Tak Cukup “Mengetahui”
                Tapi saya gak bisa terlalu senang karena “mengetahui” baru langkah pertama dari 4 langkah pembelajaran. Pembelajaran tak boleh hanya membuat orang “mengetahui”. Apa gunanya “mengetahui” jika nggak bisa dipakai? Apa gunanya setumpuk teori tapi tidak memberi nilai guna. Inilah kegelisahan Prof. Muhammad Yunus, guru besar ekonomi di Universitas Bangladesh, ketika ia mengetahui bahwa ilmu nya yang luar biasa tidak berpengaruh apa-apa terhadap kondisi negerinya. Ia merasa sia-sia saja dengan ilmu ekonomi kelas satu yang ia gali dari Amerika, tapi ternyata Bangladesh tetap menjadi salah satu negara termiskin di Asia.
                Lalu apa yang kedua?  Setelah “mengetahui” kita harus “bisa”. Setelah murid Anda tahu macam-macam tenses, Anda tak boleh senang dulu. Kita harus membuat mereka “bisa” memakainya di dunia nyata. Mereka harus “bisa” bicara, dan menuliskan gagasannya. Maka itu pula yang dilakukan sang profesor. Ia merasa harus  mengubah sekedar “mengetahui”nya menjadi “bisa” membuat rakyat kaya.
                Maka ia pun turun gunung dengan mengajari rakyat “ilmu ekonomi” riel dan membuat mereka bisa mengolah sumber daya yang dimilikinya.
                Tapi cukupkah “bisa” itu? Ternyata tidak. Banyak murid “bisa” mengerjakan soal, dan bisa menjawab pertanyaan gurunya seketika itu. Tapi selepas dari SBS, bisa jadi banyak siswa yang melupakannya. Kenapa? Apakah otak mereka tak cukup kuat untuk merekamnya? Atau apakah sang instruktur mengajari tanpa kesan?
Oleh karena itu, saya tak cukup dengan menginstruksikan instruktur untuk membuat siswa "bisa" dalam 6 minggu, tapi mareka harus dapat lebih dari itu. Kita tak cukup hanya membuat orang “bisa” tapi mereka harus mencapai tahap ketiga, yaitu “terampil”.

Data yang Diberikan:
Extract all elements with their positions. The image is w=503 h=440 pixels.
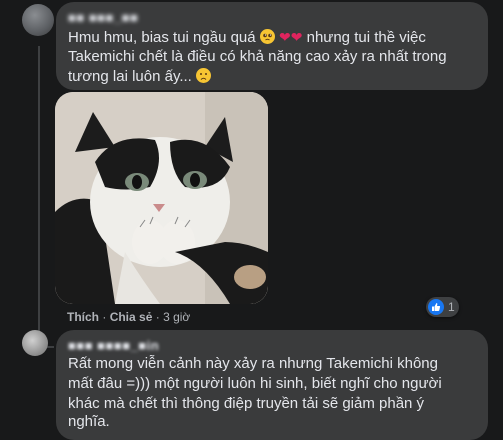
comment-text-line: mất đâu =))) một người luôn hi sinh, biế…	[68, 375, 442, 392]
worried-face-icon	[196, 68, 212, 83]
share-link[interactable]: Chia sẻ	[110, 310, 153, 324]
comment-text-line: nghĩa.	[68, 413, 110, 430]
separator: ·	[102, 310, 107, 324]
comment-text-line: Takemichi chết là điều có khả năng cao x…	[68, 48, 447, 65]
pleading-face-icon	[259, 29, 275, 44]
comment-author[interactable]: ■■■ ■■■■_■in	[68, 338, 159, 353]
comment-text-line: nhưng tui thề việc	[306, 29, 426, 46]
avatar[interactable]	[22, 330, 48, 356]
timestamp[interactable]: 3 giờ	[163, 310, 190, 324]
cat-image	[55, 92, 268, 304]
comment-text-line-3: tương lai luôn ấy...	[68, 67, 488, 87]
reaction-badge[interactable]: 1	[426, 297, 459, 317]
like-link[interactable]: Thích	[67, 310, 99, 324]
comment-text-line: tương lai luôn ấy...	[68, 68, 192, 85]
comment-text-line: Rất mong viễn cảnh này xảy ra nhưng Take…	[68, 355, 438, 372]
comment-text-line: Hmu hmu, bias tui ngầu quá	[68, 29, 256, 46]
red-heart-icon: ❤	[290, 29, 303, 45]
thread-line	[38, 46, 40, 336]
comment-text: Hmu hmu, bias tui ngầu quá ❤❤ nhưng tui …	[68, 27, 488, 48]
comment-author[interactable]: ■■ ■■■_■■	[68, 10, 138, 25]
comment-text-line: khác mà chết thì thông điệp truyền tải s…	[68, 395, 425, 412]
reaction-count: 1	[448, 300, 455, 314]
comment-image[interactable]	[55, 92, 268, 304]
red-heart-icon: ❤	[278, 29, 291, 45]
comment-actions: Thích · Chia sẻ · 3 giờ	[67, 310, 190, 324]
like-icon	[428, 299, 444, 315]
avatar[interactable]	[22, 4, 54, 36]
separator: ·	[155, 310, 160, 324]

Petunjuk:
(1) Menurut teks bacaan, apa nama tahap ketiga pembelajaran?
(2) Salin bagian teks bacaan mulai dari "Lalu apa yang" sampai dengan "membuat rakyat kaya.".

Jawaban Latihan:
(1) Tahap ketiga pembelajaran adalah “terampil”.

(2)
Lalu apa yang kedua?  Setelah “mengetahui” kita harus “bisa”. Setelah murid Anda tahu macam-macam tenses, Anda tak boleh senang dulu. Kita harus membuat mereka “bisa” memakainya di dunia nyata. Mereka harus “bisa” bicara, dan menuliskan gagasannya. Maka itu pula yang dilakukan sang profesor. Ia merasa harus  mengubah sekedar “mengetahui”nya menjadi “bisa” membuat rakyat kaya.